## TEXTO PARA LEITURA

Embora ainda não tenha ido a julgamento, a denúncia que serve de modelo para as demais foi a de Teri McCall, uma moradora de Cambria, na Califórnia. Seu marido, Jack McCall, morreu em dezembro de 2015, apenas seis meses depois de ser diagnosticado com linfoma não-Hodgkins. “Usava o RoundUp desde que saiu”, nos anos setenta, conta McCall em uma entrevista telefônica. “Usou-o durante 30 anos para as ervas daninhas, e era o único composto químico não orgânico que ele usava. Não usava outro pesticida porque não queria se expor a produtos químicos. Ele me dizia que esse era seguro. Lembro uma vez em que estava arrancando ervas e me disse que as tinha pulverizado. Eu retrocedi um pouco e ele me disse que não tinha problema, que era seguro.”

Assim como os autores de muitas outras ações, McCall se informou na Internet sobre o glifosato antes de procurar os advogados. O que mais a deixa indignada é “a corrupção”. Está convencida de que a EPA e a Monsanto conspiraram juntos para ocultar os riscos do glifosato. “São uma companhia muito poderosa e conseguiram se dar bem em muitas coisas ruins, e isso foi algo feito pelo nosso próprio Governo, que supostamente deveria nos proteger.”

## INFORMAÇÕES FORNECIDAS
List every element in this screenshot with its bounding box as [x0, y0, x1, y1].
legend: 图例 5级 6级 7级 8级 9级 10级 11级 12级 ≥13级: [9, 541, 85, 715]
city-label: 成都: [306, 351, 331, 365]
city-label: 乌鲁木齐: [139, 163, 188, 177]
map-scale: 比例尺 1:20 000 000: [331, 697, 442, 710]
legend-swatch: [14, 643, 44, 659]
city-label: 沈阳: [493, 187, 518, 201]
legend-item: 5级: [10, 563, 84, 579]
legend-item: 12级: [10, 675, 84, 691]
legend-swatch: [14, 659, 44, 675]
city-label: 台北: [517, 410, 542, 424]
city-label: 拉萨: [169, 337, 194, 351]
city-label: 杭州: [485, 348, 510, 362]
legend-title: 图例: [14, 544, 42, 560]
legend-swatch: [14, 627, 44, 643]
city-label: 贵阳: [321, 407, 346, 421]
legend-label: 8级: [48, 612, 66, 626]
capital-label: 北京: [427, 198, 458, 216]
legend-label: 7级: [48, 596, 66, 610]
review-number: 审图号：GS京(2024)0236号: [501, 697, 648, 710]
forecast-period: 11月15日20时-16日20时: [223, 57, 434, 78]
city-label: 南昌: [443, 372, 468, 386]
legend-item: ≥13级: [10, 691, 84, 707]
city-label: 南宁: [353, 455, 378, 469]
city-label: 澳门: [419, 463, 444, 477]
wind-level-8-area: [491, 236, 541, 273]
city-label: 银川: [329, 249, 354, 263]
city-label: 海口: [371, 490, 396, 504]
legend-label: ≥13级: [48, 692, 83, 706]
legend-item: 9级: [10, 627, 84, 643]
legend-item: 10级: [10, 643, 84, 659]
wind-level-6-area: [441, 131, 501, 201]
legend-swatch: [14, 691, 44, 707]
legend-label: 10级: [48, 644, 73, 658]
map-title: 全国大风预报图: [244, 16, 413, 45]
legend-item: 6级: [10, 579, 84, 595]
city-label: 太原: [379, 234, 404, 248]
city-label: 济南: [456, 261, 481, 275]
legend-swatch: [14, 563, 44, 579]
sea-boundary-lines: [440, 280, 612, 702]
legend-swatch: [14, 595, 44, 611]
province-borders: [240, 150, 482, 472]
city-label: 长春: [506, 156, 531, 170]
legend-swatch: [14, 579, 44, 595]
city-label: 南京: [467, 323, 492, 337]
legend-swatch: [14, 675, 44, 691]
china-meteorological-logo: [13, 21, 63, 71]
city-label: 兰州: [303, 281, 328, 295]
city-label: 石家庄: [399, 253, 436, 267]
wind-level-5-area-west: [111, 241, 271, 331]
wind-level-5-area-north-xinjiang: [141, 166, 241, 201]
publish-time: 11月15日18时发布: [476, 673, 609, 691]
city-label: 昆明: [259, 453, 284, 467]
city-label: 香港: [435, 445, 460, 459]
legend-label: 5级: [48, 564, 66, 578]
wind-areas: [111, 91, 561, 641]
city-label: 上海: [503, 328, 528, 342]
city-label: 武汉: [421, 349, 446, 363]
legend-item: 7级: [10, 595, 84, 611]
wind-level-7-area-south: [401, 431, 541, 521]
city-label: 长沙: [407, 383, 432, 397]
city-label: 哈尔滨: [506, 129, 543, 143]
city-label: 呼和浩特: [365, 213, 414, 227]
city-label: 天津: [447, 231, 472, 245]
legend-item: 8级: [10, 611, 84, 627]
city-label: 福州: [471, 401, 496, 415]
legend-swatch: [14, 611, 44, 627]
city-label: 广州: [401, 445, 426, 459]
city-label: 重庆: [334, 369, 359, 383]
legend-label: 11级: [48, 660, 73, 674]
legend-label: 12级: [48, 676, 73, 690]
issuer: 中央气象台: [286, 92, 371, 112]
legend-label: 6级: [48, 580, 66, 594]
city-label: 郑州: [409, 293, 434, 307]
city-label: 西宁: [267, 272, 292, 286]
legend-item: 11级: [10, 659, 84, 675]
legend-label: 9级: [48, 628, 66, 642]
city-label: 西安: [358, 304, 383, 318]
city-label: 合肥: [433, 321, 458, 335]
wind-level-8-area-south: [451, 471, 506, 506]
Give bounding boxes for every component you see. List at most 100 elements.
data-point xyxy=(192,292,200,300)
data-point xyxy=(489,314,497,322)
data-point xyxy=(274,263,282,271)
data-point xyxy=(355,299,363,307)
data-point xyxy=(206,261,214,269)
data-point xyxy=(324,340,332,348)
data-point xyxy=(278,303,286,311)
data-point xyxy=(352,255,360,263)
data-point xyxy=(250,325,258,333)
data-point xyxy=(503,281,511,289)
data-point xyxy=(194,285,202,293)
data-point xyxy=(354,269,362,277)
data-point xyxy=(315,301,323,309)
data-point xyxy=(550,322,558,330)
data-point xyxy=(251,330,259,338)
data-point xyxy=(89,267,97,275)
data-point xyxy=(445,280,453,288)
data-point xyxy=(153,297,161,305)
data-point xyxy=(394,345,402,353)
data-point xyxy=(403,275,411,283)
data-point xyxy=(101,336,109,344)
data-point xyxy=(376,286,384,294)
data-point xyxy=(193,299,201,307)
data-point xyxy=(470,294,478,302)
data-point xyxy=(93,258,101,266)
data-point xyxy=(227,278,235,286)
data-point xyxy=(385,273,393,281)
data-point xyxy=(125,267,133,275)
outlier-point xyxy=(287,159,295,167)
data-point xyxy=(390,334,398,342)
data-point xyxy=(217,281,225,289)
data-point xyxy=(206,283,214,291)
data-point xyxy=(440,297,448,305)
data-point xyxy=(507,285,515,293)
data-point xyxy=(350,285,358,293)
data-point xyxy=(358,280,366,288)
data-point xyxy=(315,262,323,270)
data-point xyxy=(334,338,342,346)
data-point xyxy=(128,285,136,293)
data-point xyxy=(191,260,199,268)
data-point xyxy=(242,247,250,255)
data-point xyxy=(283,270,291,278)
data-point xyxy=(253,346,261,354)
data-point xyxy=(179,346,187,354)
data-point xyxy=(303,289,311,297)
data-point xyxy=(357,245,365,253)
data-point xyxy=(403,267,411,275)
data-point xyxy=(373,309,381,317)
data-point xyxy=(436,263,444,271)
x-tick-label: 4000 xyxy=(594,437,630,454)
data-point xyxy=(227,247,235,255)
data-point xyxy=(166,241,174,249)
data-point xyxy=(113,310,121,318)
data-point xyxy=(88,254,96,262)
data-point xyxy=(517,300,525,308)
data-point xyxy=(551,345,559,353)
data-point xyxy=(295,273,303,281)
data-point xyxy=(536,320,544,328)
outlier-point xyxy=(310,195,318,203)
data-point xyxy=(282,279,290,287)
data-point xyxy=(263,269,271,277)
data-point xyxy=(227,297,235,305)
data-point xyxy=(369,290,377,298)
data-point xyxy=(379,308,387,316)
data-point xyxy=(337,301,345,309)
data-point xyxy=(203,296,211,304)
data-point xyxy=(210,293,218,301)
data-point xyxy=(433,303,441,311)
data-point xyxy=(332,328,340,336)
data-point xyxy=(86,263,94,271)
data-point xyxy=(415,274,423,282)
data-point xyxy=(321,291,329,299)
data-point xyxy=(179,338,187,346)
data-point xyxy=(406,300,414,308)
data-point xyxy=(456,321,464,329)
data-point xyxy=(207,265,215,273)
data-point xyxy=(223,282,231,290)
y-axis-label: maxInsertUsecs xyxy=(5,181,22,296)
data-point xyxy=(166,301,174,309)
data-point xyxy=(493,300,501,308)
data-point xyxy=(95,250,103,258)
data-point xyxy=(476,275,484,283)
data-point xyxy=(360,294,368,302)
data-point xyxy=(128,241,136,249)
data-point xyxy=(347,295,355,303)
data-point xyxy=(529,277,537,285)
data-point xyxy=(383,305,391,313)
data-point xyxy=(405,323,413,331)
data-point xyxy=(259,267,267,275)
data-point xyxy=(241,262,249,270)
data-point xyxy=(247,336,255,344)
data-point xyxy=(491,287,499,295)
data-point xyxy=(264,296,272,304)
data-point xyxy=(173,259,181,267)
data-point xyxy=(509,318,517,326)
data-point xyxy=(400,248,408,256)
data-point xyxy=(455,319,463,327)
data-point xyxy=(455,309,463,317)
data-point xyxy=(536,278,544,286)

## DESCRIÇÃO DA TAREFA
Transcreva na íntegra, sem nenhuma alteração, o texto sobre a denúncia de Teri McCall.

## RESULTADO DO EXERCÍCIO
Embora ainda não tenha ido a julgamento, a denúncia que serve de modelo para as demais foi a de Teri McCall, uma moradora de Cambria, na Califórnia. Seu marido, Jack McCall, morreu em dezembro de 2015, apenas seis meses depois de ser diagnosticado com linfoma não-Hodgkins. “Usava o RoundUp desde que saiu”, nos anos setenta, conta McCall em uma entrevista telefônica. “Usou-o durante 30 anos para as ervas daninhas, e era o único composto químico não orgânico que ele usava. Não usava outro pesticida porque não queria se expor a produtos químicos. Ele me dizia que esse era seguro. Lembro uma vez em que estava arrancando ervas e me disse que as tinha pulverizado. Eu retrocedi um pouco e ele me disse que não tinha problema, que era seguro.”

Assim como os autores de muitas outras ações, McCall se informou na Internet sobre o glifosato antes de procurar os advogados. O que mais a deixa indignada é “a corrupção”. Está convencida de que a EPA e a Monsanto conspiraram juntos para ocultar os riscos do glifosato. “São uma companhia muito poderosa e conseguiram se dar bem em muitas coisas ruins, e isso foi algo feito pelo nosso próprio Governo, que supostamente deveria nos proteger.”